SUPPLIED RECORDS:

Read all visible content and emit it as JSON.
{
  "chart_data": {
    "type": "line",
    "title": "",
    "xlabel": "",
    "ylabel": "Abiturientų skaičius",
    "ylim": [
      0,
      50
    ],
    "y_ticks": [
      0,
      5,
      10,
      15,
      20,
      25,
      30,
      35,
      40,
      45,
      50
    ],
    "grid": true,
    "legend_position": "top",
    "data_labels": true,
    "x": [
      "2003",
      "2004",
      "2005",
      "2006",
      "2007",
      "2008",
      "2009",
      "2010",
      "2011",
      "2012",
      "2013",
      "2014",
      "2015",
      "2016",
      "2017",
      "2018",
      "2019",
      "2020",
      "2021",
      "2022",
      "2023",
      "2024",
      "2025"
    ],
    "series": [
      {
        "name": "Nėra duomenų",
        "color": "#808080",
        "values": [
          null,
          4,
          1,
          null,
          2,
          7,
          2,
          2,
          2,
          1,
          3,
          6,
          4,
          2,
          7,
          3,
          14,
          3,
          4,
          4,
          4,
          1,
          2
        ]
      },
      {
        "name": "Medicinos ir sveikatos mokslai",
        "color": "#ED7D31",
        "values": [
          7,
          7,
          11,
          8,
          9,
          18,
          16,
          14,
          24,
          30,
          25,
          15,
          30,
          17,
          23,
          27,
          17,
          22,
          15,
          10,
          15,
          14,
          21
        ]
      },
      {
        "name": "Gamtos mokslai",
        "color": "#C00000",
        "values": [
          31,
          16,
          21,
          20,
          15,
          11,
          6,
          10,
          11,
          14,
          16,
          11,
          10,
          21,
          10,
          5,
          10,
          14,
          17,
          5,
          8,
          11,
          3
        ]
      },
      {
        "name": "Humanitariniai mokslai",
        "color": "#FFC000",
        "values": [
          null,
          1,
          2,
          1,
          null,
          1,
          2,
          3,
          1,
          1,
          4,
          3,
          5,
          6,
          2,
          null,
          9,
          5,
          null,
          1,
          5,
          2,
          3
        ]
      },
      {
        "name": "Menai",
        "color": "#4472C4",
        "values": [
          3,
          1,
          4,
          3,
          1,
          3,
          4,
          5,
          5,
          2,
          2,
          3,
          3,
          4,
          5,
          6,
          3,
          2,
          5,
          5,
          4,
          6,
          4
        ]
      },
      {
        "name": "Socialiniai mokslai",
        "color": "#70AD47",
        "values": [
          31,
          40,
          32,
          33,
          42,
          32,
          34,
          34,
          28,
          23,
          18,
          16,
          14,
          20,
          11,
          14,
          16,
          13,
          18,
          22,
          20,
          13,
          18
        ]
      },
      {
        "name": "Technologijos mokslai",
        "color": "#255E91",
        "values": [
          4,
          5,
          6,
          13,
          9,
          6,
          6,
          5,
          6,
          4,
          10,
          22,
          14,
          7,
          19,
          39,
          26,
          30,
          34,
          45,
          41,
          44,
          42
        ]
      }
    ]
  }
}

--

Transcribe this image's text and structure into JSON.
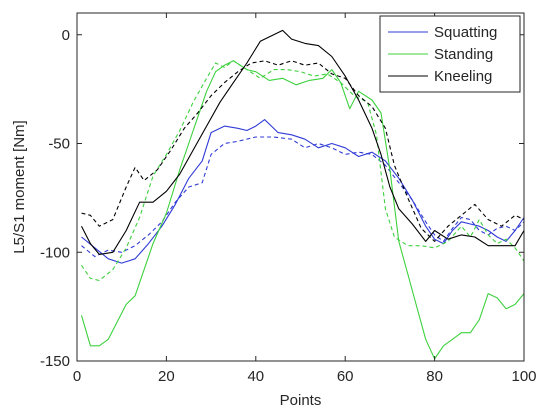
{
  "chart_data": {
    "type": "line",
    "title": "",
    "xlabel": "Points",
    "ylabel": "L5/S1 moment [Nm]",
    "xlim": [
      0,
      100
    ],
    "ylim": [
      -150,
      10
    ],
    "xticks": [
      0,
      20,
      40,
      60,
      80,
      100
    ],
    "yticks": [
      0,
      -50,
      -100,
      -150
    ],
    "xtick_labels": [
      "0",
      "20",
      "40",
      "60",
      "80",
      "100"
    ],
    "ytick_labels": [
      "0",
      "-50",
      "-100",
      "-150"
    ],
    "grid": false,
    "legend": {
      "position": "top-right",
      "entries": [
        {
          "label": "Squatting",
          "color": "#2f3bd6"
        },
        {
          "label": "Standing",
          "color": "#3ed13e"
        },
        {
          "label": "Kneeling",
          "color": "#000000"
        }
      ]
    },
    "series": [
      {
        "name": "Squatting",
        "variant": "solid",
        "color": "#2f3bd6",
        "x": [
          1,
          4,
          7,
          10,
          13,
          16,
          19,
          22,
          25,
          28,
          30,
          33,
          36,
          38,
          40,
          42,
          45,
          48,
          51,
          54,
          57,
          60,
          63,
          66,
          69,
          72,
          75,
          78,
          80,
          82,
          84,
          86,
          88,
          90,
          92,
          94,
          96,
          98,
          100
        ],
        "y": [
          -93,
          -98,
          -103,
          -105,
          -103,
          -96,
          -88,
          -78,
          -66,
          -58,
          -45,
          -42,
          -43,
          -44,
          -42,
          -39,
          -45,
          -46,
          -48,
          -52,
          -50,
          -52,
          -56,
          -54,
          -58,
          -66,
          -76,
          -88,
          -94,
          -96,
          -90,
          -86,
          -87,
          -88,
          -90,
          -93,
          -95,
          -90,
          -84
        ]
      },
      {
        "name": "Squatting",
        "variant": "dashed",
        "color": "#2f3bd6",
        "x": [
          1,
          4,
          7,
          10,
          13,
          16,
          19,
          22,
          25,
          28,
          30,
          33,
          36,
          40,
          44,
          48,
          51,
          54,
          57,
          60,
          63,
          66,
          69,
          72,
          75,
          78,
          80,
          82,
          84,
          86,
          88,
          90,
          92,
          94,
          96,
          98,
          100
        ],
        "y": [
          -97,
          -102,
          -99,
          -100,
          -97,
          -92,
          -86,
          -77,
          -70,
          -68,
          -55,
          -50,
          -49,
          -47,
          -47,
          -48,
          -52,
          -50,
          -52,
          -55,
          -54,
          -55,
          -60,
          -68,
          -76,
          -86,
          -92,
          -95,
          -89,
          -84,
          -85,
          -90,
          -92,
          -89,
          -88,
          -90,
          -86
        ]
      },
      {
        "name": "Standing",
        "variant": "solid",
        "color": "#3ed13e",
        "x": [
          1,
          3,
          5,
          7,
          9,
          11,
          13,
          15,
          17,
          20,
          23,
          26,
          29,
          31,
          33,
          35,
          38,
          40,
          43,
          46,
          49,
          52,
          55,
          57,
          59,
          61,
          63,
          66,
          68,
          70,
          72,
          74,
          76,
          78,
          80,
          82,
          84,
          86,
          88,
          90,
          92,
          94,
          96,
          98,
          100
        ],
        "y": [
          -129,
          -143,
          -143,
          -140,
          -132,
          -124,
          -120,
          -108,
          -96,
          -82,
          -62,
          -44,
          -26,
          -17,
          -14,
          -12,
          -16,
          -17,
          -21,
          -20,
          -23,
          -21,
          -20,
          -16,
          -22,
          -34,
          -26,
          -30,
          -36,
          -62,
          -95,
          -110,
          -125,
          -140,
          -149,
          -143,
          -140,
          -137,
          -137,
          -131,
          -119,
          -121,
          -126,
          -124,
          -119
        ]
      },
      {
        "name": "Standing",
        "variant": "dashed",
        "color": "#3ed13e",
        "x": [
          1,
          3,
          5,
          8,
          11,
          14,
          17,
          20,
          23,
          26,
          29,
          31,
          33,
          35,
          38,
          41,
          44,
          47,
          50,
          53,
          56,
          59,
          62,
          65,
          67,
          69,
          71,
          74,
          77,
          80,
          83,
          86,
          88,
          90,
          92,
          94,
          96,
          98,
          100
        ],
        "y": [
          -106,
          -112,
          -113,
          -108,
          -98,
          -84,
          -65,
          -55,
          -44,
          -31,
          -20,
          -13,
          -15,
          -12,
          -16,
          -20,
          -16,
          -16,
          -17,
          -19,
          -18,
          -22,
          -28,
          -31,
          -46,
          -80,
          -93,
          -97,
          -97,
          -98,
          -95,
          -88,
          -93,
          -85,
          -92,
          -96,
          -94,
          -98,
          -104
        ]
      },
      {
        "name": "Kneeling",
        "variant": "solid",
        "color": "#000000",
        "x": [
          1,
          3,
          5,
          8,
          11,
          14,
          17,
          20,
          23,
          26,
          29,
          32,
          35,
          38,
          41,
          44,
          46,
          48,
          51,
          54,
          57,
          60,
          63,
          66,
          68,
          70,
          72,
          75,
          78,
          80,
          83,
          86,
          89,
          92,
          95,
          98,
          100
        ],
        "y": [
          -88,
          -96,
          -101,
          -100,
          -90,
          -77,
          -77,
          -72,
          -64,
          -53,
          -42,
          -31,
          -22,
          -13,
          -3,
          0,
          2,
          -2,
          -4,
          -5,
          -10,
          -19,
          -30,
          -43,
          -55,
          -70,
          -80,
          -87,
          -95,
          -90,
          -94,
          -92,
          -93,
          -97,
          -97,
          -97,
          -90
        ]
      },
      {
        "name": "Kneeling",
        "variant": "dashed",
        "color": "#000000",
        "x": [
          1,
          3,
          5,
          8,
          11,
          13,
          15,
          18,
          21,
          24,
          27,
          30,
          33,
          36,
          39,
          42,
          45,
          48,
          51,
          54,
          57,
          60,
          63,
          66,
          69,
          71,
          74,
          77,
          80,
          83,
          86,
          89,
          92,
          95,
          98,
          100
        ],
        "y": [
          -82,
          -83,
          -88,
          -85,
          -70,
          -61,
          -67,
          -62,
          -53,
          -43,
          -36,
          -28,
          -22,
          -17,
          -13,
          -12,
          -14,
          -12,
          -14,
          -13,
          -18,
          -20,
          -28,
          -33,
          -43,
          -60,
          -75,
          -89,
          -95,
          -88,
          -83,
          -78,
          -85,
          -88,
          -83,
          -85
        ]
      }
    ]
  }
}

--

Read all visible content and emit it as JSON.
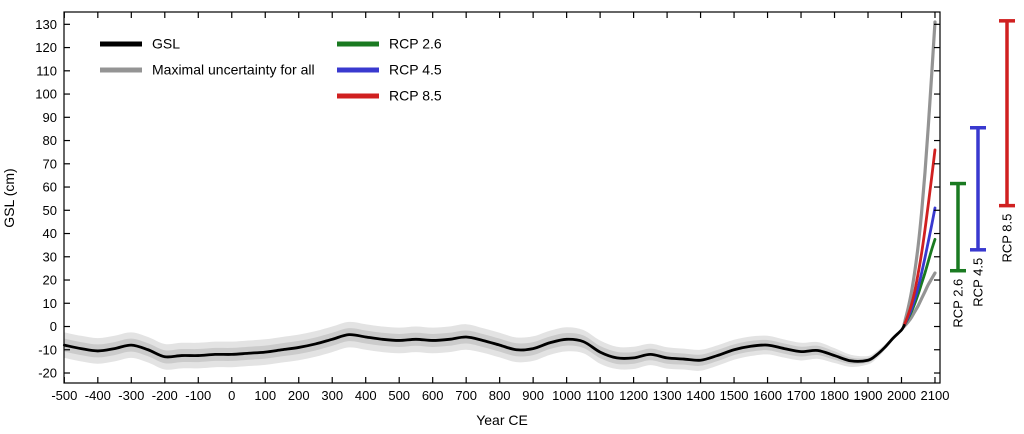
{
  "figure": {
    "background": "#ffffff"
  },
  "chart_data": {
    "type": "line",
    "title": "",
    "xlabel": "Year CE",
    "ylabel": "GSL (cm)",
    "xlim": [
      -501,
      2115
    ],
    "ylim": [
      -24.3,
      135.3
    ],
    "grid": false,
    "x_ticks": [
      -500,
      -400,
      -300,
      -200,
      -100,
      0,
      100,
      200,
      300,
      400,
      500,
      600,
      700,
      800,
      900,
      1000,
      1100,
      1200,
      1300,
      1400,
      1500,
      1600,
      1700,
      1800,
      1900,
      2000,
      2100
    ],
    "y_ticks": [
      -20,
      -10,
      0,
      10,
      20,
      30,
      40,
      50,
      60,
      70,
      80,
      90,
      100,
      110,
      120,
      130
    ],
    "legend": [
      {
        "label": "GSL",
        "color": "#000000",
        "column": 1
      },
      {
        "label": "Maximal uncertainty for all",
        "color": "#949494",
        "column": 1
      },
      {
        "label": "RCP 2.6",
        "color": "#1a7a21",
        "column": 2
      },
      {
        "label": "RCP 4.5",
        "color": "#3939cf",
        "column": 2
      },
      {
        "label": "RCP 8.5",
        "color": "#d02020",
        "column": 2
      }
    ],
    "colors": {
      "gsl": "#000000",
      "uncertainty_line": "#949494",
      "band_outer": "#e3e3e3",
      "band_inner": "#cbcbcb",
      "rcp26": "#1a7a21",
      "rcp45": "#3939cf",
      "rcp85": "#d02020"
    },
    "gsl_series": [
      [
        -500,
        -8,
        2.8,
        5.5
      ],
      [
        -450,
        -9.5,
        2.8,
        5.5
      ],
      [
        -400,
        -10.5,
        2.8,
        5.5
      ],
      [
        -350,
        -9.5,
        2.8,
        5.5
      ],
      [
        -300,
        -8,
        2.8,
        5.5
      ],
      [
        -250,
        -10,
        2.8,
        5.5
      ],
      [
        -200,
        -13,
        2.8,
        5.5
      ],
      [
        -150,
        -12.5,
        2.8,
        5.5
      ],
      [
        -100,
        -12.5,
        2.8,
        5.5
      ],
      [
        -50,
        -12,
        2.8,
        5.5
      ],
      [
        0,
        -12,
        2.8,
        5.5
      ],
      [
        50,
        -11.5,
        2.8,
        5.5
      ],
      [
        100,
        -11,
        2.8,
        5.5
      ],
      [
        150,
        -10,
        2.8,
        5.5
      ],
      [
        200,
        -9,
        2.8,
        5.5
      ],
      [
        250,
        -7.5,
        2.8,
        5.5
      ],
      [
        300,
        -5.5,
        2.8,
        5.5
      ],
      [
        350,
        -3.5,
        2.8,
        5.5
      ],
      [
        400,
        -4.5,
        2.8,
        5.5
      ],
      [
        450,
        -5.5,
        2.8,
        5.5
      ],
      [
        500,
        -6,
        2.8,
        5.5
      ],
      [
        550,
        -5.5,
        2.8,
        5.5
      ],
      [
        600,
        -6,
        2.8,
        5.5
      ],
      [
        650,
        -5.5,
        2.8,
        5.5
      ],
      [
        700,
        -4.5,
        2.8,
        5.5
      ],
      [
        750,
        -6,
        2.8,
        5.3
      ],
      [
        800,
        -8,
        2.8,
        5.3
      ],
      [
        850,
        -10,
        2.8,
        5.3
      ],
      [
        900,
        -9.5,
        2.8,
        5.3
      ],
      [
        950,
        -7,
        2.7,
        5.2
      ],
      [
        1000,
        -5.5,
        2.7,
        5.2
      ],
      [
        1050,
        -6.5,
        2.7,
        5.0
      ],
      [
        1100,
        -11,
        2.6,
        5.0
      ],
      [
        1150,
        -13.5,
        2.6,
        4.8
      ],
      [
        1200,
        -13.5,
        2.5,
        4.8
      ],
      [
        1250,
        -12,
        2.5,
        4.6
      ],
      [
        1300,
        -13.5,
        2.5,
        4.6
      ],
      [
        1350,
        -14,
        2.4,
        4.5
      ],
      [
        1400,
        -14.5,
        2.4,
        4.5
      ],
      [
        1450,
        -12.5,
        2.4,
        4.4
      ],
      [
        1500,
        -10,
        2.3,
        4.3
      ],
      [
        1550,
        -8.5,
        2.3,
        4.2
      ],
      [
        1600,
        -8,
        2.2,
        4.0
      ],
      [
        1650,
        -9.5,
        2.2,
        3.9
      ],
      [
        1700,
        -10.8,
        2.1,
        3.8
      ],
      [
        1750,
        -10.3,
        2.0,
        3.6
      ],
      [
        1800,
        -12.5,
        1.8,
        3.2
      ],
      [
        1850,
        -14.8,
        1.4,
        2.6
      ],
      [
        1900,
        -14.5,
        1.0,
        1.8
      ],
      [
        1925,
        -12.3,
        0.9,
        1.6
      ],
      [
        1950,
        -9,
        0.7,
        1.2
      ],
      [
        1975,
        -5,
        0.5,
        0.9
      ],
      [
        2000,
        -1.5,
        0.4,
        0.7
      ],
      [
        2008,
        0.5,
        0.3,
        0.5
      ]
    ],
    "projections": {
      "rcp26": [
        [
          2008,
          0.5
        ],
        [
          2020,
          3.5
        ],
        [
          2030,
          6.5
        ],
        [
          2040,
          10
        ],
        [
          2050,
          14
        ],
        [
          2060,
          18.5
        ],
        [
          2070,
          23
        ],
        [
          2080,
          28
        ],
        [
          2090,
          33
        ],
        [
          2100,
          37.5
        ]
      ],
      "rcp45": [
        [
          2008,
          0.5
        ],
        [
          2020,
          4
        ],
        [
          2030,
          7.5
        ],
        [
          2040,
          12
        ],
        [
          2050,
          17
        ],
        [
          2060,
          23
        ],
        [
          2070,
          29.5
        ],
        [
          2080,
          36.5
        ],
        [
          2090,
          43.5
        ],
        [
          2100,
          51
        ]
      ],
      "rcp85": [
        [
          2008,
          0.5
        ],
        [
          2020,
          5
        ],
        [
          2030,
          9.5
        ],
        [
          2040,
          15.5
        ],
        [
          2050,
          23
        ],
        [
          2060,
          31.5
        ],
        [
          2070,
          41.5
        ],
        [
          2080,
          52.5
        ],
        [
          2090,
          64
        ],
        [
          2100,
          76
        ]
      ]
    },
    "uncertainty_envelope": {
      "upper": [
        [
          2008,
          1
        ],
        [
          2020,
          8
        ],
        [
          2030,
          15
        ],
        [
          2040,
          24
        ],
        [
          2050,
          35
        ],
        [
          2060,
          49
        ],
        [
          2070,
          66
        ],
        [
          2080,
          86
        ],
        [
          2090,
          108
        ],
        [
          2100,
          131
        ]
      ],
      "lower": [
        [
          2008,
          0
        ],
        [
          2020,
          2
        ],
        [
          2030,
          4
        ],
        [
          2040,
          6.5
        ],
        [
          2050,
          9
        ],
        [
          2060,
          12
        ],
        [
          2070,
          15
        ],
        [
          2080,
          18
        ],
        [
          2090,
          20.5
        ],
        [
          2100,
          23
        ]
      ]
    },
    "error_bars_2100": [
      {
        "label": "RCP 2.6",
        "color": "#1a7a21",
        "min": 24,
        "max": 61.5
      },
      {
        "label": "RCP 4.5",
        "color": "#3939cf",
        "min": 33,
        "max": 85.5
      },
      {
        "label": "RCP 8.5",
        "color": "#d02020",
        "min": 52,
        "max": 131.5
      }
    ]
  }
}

WHAT THE TASK ASKS: Among the records above, find each line holding the string "mokslai" and pull it out.

TASK RESULT:
        "name": "Medicinos ir sveikatos mokslai",
        "name": "Gamtos mokslai",
        "name": "Humanitariniai mokslai",
        "name": "Socialiniai mokslai",
        "name": "Technologijos mokslai",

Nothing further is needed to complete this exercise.